> _INSTRUCTIONS FOR THE TASK_:
Please find all lines in the data that hold the string "know" and copy them.

> _PROVIDED ENTRIES_:

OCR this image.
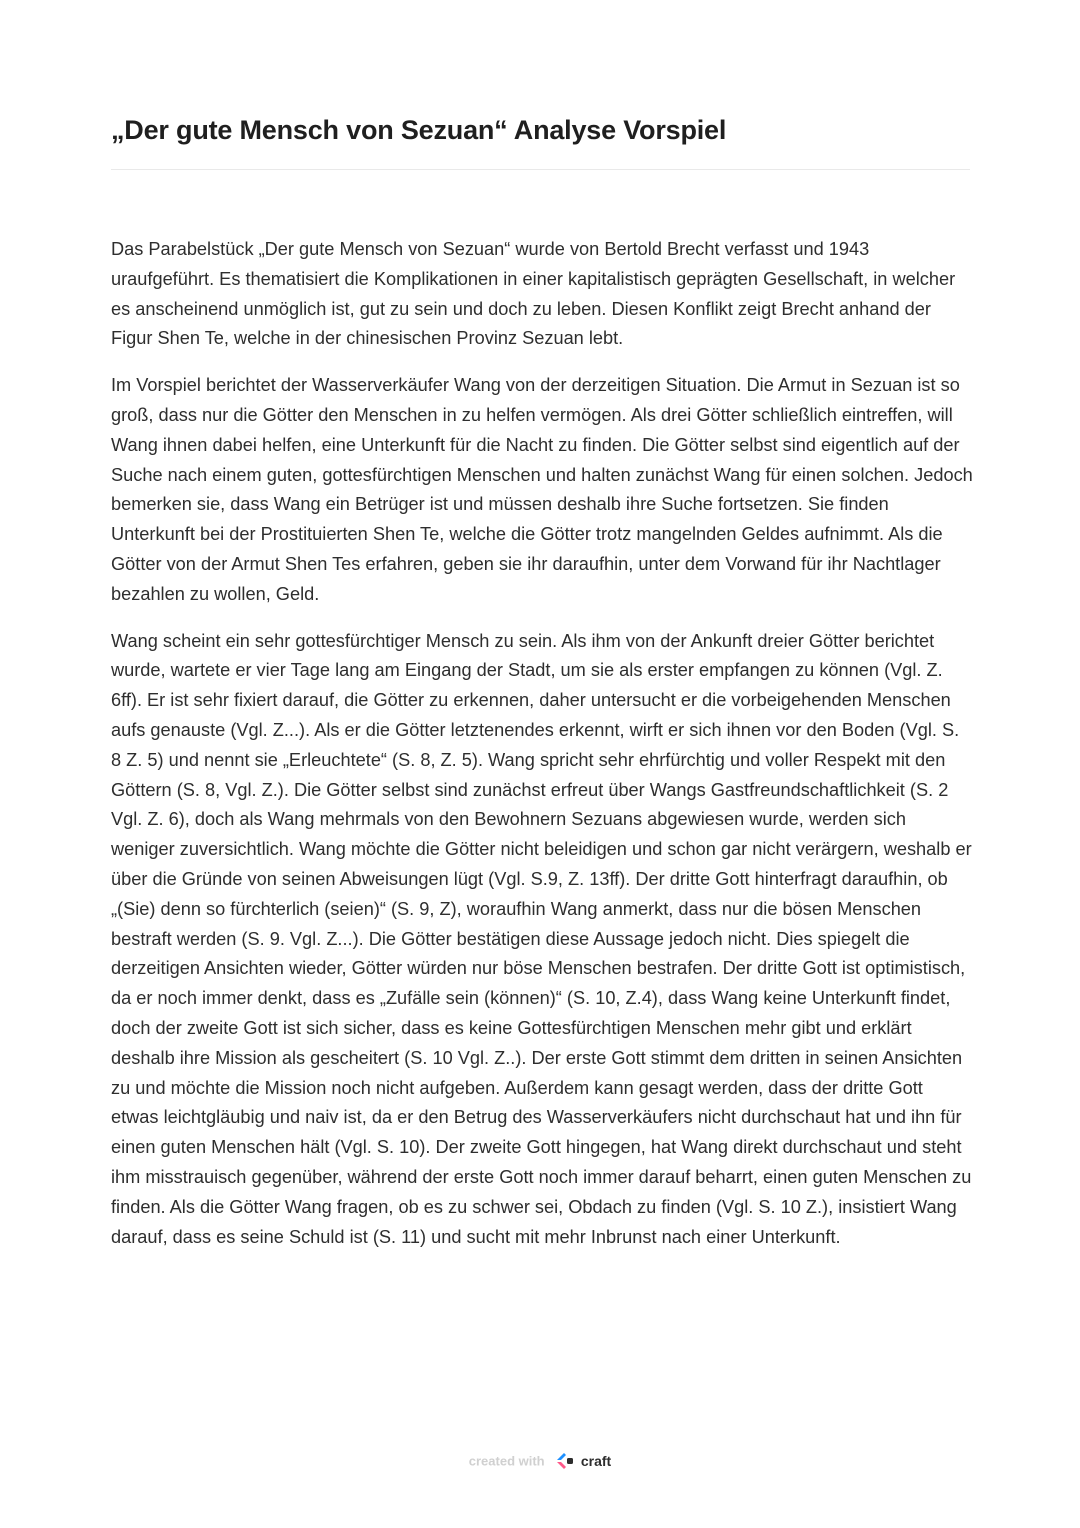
„Der gute Mensch von Sezuan“ Analyse Vorspiel

Das Parabelstück „Der gute Mensch von Sezuan“ wurde von Bertold Brecht verfasst und 1943 uraufgeführt. Es thematisiert die Komplikationen in einer kapitalistisch geprägten Gesellschaft, in welcher es anscheinend unmöglich ist, gut zu sein und doch zu leben. Diesen Konflikt zeigt Brecht anhand der Figur Shen Te, welche in der chinesischen Provinz Sezuan lebt.

Im Vorspiel berichtet der Wasserverkäufer Wang von der derzeitigen Situation. Die Armut in Sezuan ist so groß, dass nur die Götter den Menschen in zu helfen vermögen. Als drei Götter schließlich eintreffen, will Wang ihnen dabei helfen, eine Unterkunft für die Nacht zu finden. Die Götter selbst sind eigentlich auf der Suche nach einem guten, gottesfürchtigen Menschen und halten zunächst Wang für einen solchen. Jedoch bemerken sie, dass Wang ein Betrüger ist und müssen deshalb ihre Suche fortsetzen. Sie finden Unterkunft bei der Prostituierten Shen Te, welche die Götter trotz mangelnden Geldes aufnimmt. Als die Götter von der Armut Shen Tes erfahren, geben sie ihr daraufhin, unter dem Vorwand für ihr Nachtlager bezahlen zu wollen, Geld.

Wang scheint ein sehr gottesfürchtiger Mensch zu sein. Als ihm von der Ankunft dreier Götter berichtet wurde, wartete er vier Tage lang am Eingang der Stadt, um sie als erster empfangen zu können (Vgl. Z. 6ff). Er ist sehr fixiert darauf, die Götter zu erkennen, daher untersucht er die vorbeigehenden Menschen aufs genauste (Vgl. Z...). Als er die Götter letztenendes erkennt, wirft er sich ihnen vor den Boden (Vgl. S. 8 Z. 5) und nennt sie „Erleuchtete“ (S. 8, Z. 5). Wang spricht sehr ehrfürchtig und voller Respekt mit den Göttern (S. 8, Vgl. Z.). Die Götter selbst sind zunächst erfreut über Wangs Gastfreundschaftlichkeit (S. 2 Vgl. Z. 6), doch als Wang mehrmals von den Bewohnern Sezuans abgewiesen wurde, werden sich weniger zuversichtlich. Wang möchte die Götter nicht beleidigen und schon gar nicht verärgern, weshalb er über die Gründe von seinen Abweisungen lügt (Vgl. S.9, Z. 13ff). Der dritte Gott hinterfragt daraufhin, ob „(Sie) denn so fürchterlich (seien)“ (S. 9, Z), woraufhin Wang anmerkt, dass nur die bösen Menschen bestraft werden (S. 9. Vgl. Z...). Die Götter bestätigen diese Aussage jedoch nicht. Dies spiegelt die derzeitigen Ansichten wieder, Götter würden nur böse Menschen bestrafen. Der dritte Gott ist optimistisch, da er noch immer denkt, dass es „Zufälle sein (können)“ (S. 10, Z.4), dass Wang keine Unterkunft findet, doch der zweite Gott ist sich sicher, dass es keine Gottesfürchtigen Menschen mehr gibt und erklärt deshalb ihre Mission als gescheitert (S. 10 Vgl. Z..). Der erste Gott stimmt dem dritten in seinen Ansichten zu und möchte die Mission noch nicht aufgeben. Außerdem kann gesagt werden, dass der dritte Gott etwas leichtgläubig und naiv ist, da er den Betrug des Wasserverkäufers nicht durchschaut hat und ihn für einen guten Menschen hält (Vgl. S. 10). Der zweite Gott hingegen, hat Wang direkt durchschaut und steht ihm misstrauisch gegenüber, während der erste Gott noch immer darauf beharrt, einen guten Menschen zu finden. Als die Götter Wang fragen, ob es zu schwer sei, Obdach zu finden (Vgl. S. 10 Z.), insistiert Wang darauf, dass es seine Schuld ist (S. 11) und sucht mit mehr Inbrunst nach einer Unterkunft.

created with	craft
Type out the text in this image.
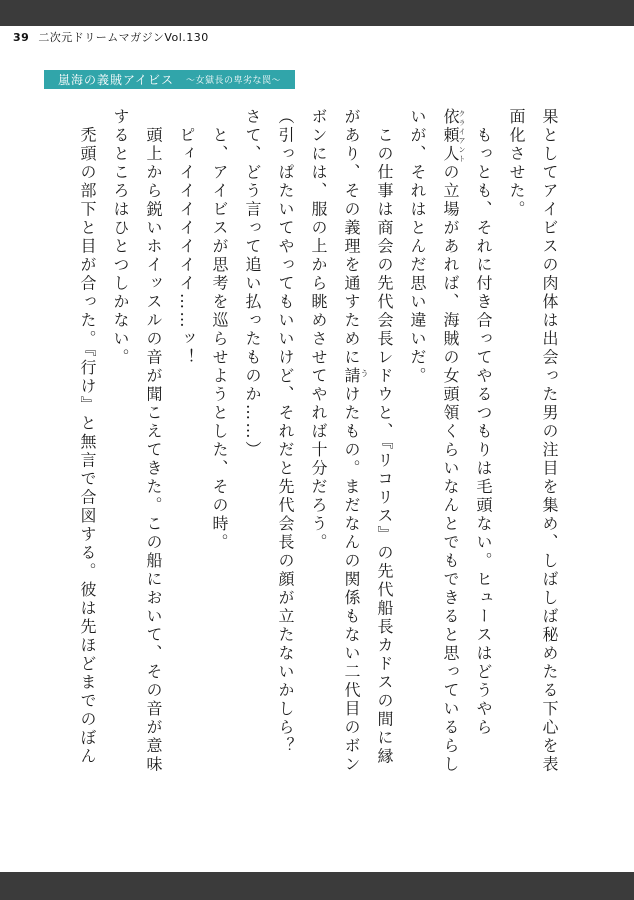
39 二次元ドリームマガジンVol.130
嵐海の義賊アイビス ～女獄長の卑劣な罠～
果としてアイビスの肉体は出会った男の注目を集め、しばしば秘めたる下心を表
面化させた。
　もっとも、それに付き合ってやるつもりは毛頭ない。ヒュースはどうやら
依頼人の立場があれば、海賊の女頭領くらいなんとでもできると思っているらし
いが、それはとんだ思い違いだ。
　この仕事は商会の先代会長レドウと、『リコリス』の先代船長カドスの間に縁
があり、その義理を通すために請けたもの。まだなんの関係もない二代目のボン
ボンには、服の上から眺めさせてやれば十分だろう。
（引っぱたいてやってもいいけど、それだと先代会長の顔が立たないかしら？
さて、どう言って追い払ったものか……）
　と、アイビスが思考を巡らせようとした、その時。
　ピィイイイイイイイ……ッ！
　頭上から鋭いホイッスルの音が聞こえてきた。この船において、その音が意味
するところはひとつしかない。
　禿頭の部下と目が合った。『行け』と無言で合図する。彼は先ほどまでのぼん	クライアント
う
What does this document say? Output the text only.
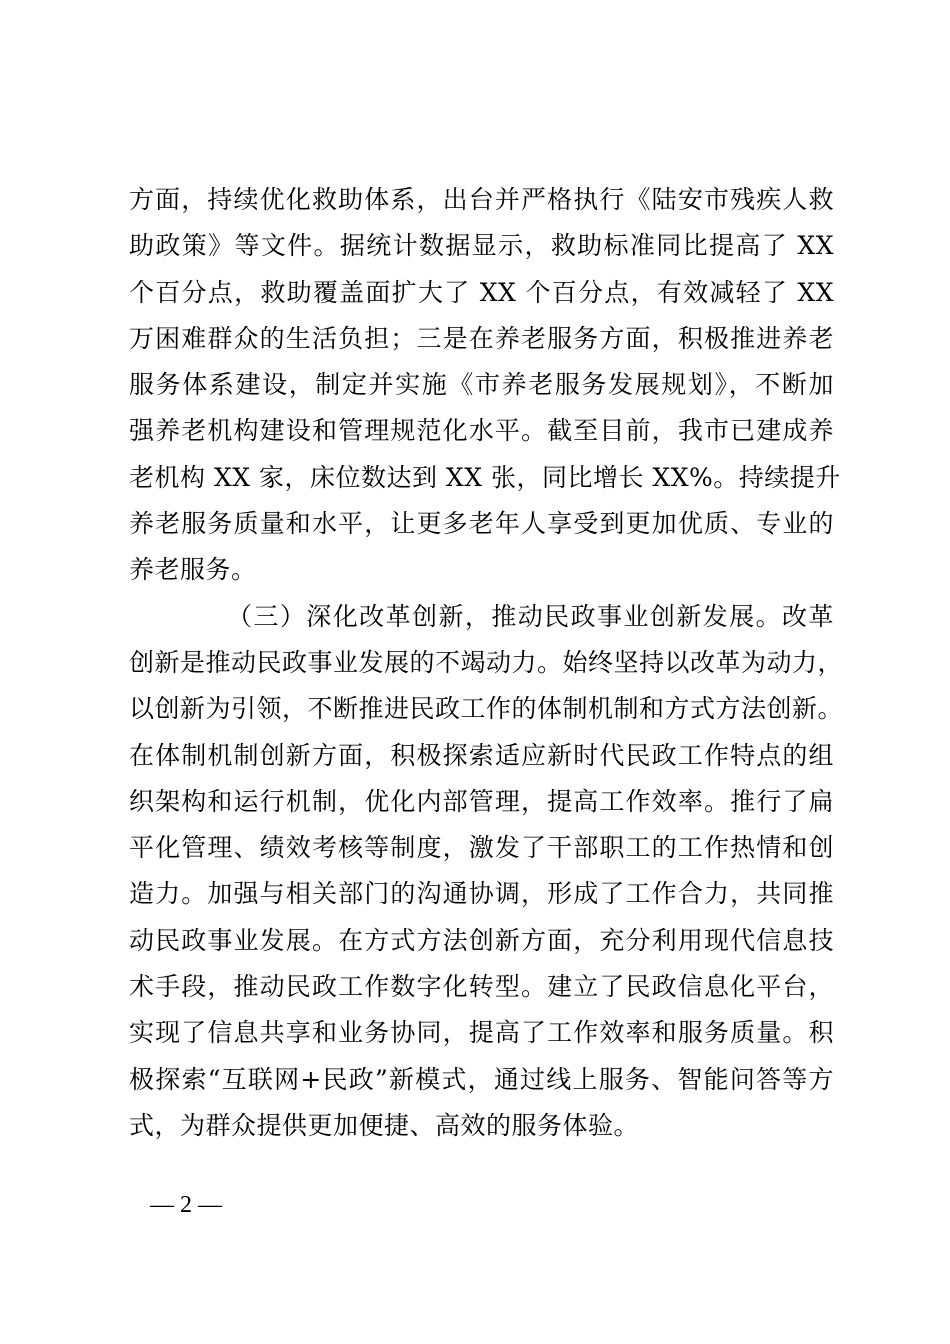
方面，持续优化救助体系，出台并严格执行《陆安市残疾人救
助政策》等文件。据统计数据显示，救助标准同比提高了 XX
个百分点，救助覆盖面扩大了 XX 个百分点，有效减轻了 XX
万困难群众的生活负担；三是在养老服务方面，积极推进养老
服务体系建设，制定并实施《市养老服务发展规划》，不断加
强养老机构建设和管理规范化水平。截至目前，我市已建成养
老机构 XX 家，床位数达到 XX 张，同比增长 XX%。持续提升
养老服务质量和水平，让更多老年人享受到更加优质、专业的
养老服务。
（三）深化改革创新，推动民政事业创新发展。改革
创新是推动民政事业发展的不竭动力。始终坚持以改革为动力，
以创新为引领，不断推进民政工作的体制机制和方式方法创新。
在体制机制创新方面，积极探索适应新时代民政工作特点的组
织架构和运行机制，优化内部管理，提高工作效率。推行了扁
平化管理、绩效考核等制度，激发了干部职工的工作热情和创
造力。加强与相关部门的沟通协调，形成了工作合力，共同推
动民政事业发展。在方式方法创新方面，充分利用现代信息技
术手段，推动民政工作数字化转型。建立了民政信息化平台，
实现了信息共享和业务协同，提高了工作效率和服务质量。积
极探索“互联网+民政”新模式，通过线上服务、智能问答等方
式，为群众提供更加便捷、高效的服务体验。
— 2 —
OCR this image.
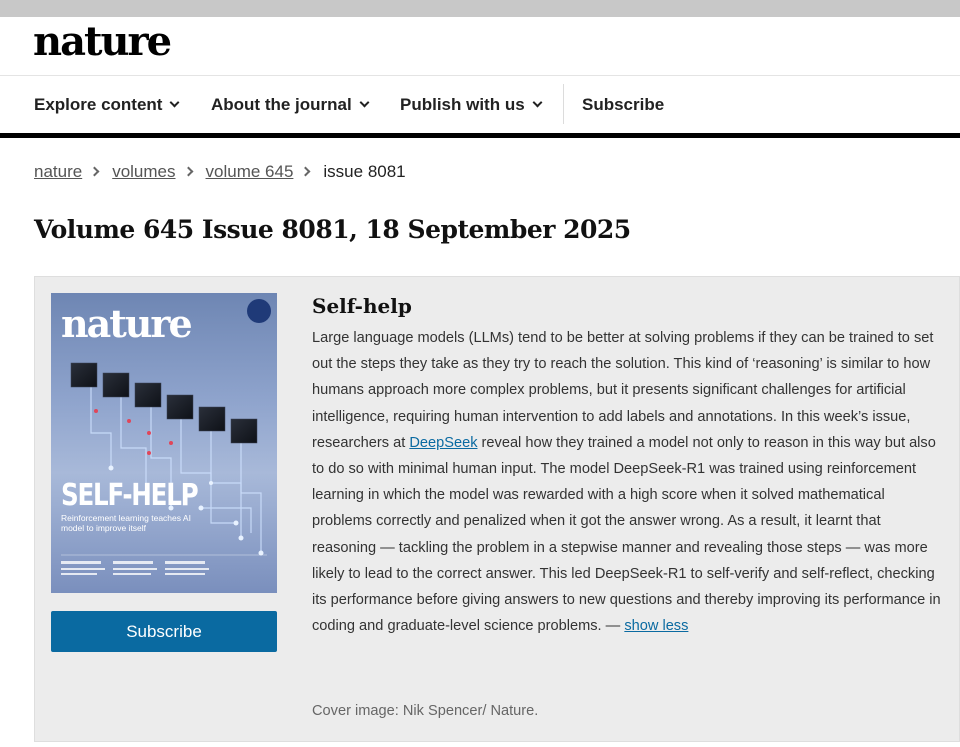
nature
Explore content	About the journal	Publish with us	Subscribe
nature volumes volume 645 issue 8081
Volume 645 Issue 8081, 18 September 2025
nature
SELF-HELP
Reinforcement learning teaches AI model to improve itself
Subscribe
Self-help

Large language models (LLMs) tend to be better at solving problems if they can be trained to set out the steps they take as they try to reach the solution. This kind of ‘reasoning’ is similar to how humans approach more complex problems, but it presents significant challenges for artificial intelligence, requiring human intervention to add labels and annotations. In this week’s issue, researchers at DeepSeek reveal how they trained a model not only to reason in this way but also to do so with minimal human input. The model DeepSeek-R1 was trained using reinforcement learning in which the model was rewarded with a high score when it solved mathematical problems correctly and penalized when it got the answer wrong. As a result, it learnt that reasoning — tackling the problem in a stepwise manner and revealing those steps — was more likely to lead to the correct answer. This led DeepSeek-R1 to self-verify and self-reflect, checking its performance before giving answers to new questions and thereby improving its performance in coding and graduate-level science problems. — show less

Cover image: Nik Spencer/ Nature.
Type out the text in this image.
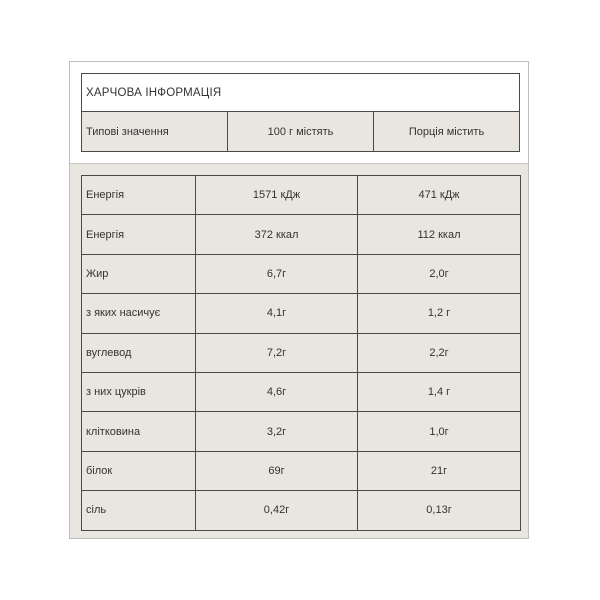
ХАРЧОВА ІНФОРМАЦІЯ
Типові значення	100 г містять	Порція містить
Енергія	1571 кДж	471 кДж
Енергія	372 ккал	112 ккал
Жир	6,7г	2,0г
з яких насичує	4,1г	1,2 г
вуглевод	7,2г	2,2г
з них цукрів	4,6г	1,4 г
клітковина	3,2г	1,0г
білок	69г	21г
сіль	0,42г	0,13г
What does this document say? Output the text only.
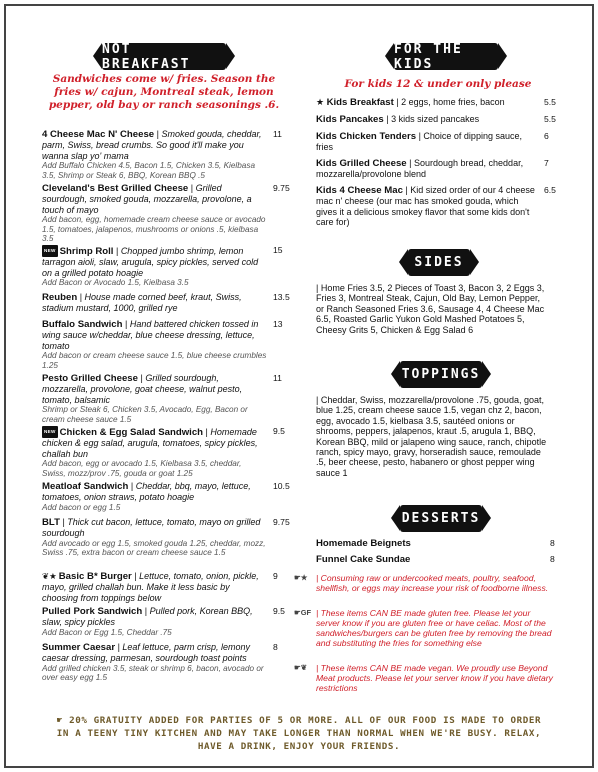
NOT BREAKFAST
Sandwiches come w/ fries. Season the fries w/ cajun, Montreal steak, lemon pepper, old bay or ranch seasonings .6.
4 Cheese Mac N' Cheese | Smoked gouda, cheddar, parm, Swiss, bread crumbs. So good it'll make you wanna slap yo' mama
Add Buffalo Chicken 4.5, Bacon 1.5, Chicken 3.5, Kielbasa 3.5, Shrimp or Steak 6, BBQ, Korean BBQ .5
11
Cleveland's Best Grilled Cheese | Grilled sourdough, smoked gouda, mozzarella, provolone, a touch of mayo
Add bacon, egg, homemade cream cheese sauce or avocado 1.5, tomatoes, jalapenos, mushrooms or onions .5, kielbasa 3.5
9.75
NEW Shrimp Roll | Chopped jumbo shrimp, lemon tarragon aioli, slaw, arugula, spicy pickles, served cold on a grilled potato hoagie
Add Bacon or Avocado 1.5, Kielbasa 3.5
15
Reuben | House made corned beef, kraut, Swiss, stadium mustard, 1000, grilled rye
13.5
Buffalo Sandwich | Hand battered chicken tossed in wing sauce w/cheddar, blue cheese dressing, lettuce, tomato
Add bacon or cream cheese sauce 1.5, blue cheese crumbles 1.25
13
Pesto Grilled Cheese | Grilled sourdough, mozzarella, provolone, goat cheese, walnut pesto, tomato, balsamic
Shrimp or Steak 6, Chicken 3.5, Avocado, Egg, Bacon or cream cheese sauce 1.5
11
NEW Chicken & Egg Salad Sandwich | Homemade chicken & egg salad, arugula, tomatoes, spicy pickles, challah bun
Add bacon, egg or avocado 1.5, Kielbasa 3.5, cheddar, Swiss, mozz/prov .75, gouda or goat 1.25
9.5
Meatloaf Sandwich | Cheddar, bbq, mayo, lettuce, tomatoes, onion straws, potato hoagie
Add bacon or egg 1.5
10.5
BLT | Thick cut bacon, lettuce, tomato, mayo on grilled sourdough
Add avocado or egg 1.5, smoked gouda 1.25, cheddar, mozz, Swiss .75, extra bacon or cream cheese sauce 1.5
9.75
❦★ Basic B* Burger | Lettuce, tomato, onion, pickle, mayo, grilled challah bun. Make it less basic by choosing from toppings below
9
Pulled Pork Sandwich | Pulled pork, Korean BBQ, slaw, spicy pickles
Add Bacon or Egg 1.5, Cheddar .75
9.5
Summer Caesar | Leaf lettuce, parm crisp, lemony caesar dressing, parmesan, sourdough toast points
Add grilled chicken 3.5, steak or shrimp 6, bacon, avocado or over easy egg 1.5
8
FOR THE KIDS
For kids 12 & under only please
★ Kids Breakfast | 2 eggs, home fries, bacon	5.5
Kids Pancakes | 3 kids sized pancakes	5.5
Kids Chicken Tenders | Choice of dipping sauce, fries
6
Kids Grilled Cheese | Sourdough bread, cheddar, mozzarella/provolone blend
7
Kids 4 Cheese Mac | Kid sized order of our 4 cheese mac n' cheese (our mac has smoked gouda, which gives it a delicious smokey flavor that some kids don't care for)
6.5
SIDES
| Home Fries 3.5, 2 Pieces of Toast 3, Bacon 3, 2 Eggs 3, Fries 3, Montreal Steak, Cajun, Old Bay, Lemon Pepper, or Ranch Seasoned Fries 3.6, Sausage 4, 4 Cheese Mac 6.5, Roasted Garlic Yukon Gold Mashed Potatoes 5, Cheesy Grits 5, Chicken & Egg Salad 6
TOPPINGS
| Cheddar, Swiss, mozzarella/provolone .75, gouda, goat, blue 1.25, cream cheese sauce 1.5, vegan chz 2, bacon, egg, avocado 1.5, kielbasa 3.5, sautéed onions or shrooms, peppers, jalapenos, kraut .5, arugula 1, BBQ, Korean BBQ, mild or jalapeno wing sauce, ranch, chipotle ranch, spicy mayo, gravy, horseradish sauce, remoulade .5, beer cheese, pesto, habanero or ghost pepper wing sauce 1
DESSERTS
Homemade Beignets	8
Funnel Cake Sundae	8
☛★ | Consuming raw or undercooked meats, poultry, seafood, shellfish, or eggs may increase your risk of foodborne illness.
☛GF | These items CAN BE made gluten free. Please let your server know if you are gluten free or have celiac. Most of the sandwiches/burgers can be gluten free by removing the bread and substituting the fries for something else
☛❦ | These items CAN BE made vegan. We proudly use Beyond Meat products. Please let your server know if you have dietary restrictions
☛ 20% GRATUITY ADDED FOR PARTIES OF 5 OR MORE. ALL OF OUR FOOD IS MADE TO ORDER IN A TEENY TINY KITCHEN AND MAY TAKE LONGER THAN NORMAL WHEN WE'RE BUSY. RELAX, HAVE A DRINK, ENJOY YOUR FRIENDS.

> _TASK RESULT_:
☛GF | These items CAN BE made gluten free. Please let your server know if you are gluten free or have celiac. Most of the sandwiches/burgers can be gluten free by removing the bread and substituting the fries for something else
☛❦ | These items CAN BE made vegan. We proudly use Beyond Meat products. Please let your server know if you have dietary restrictions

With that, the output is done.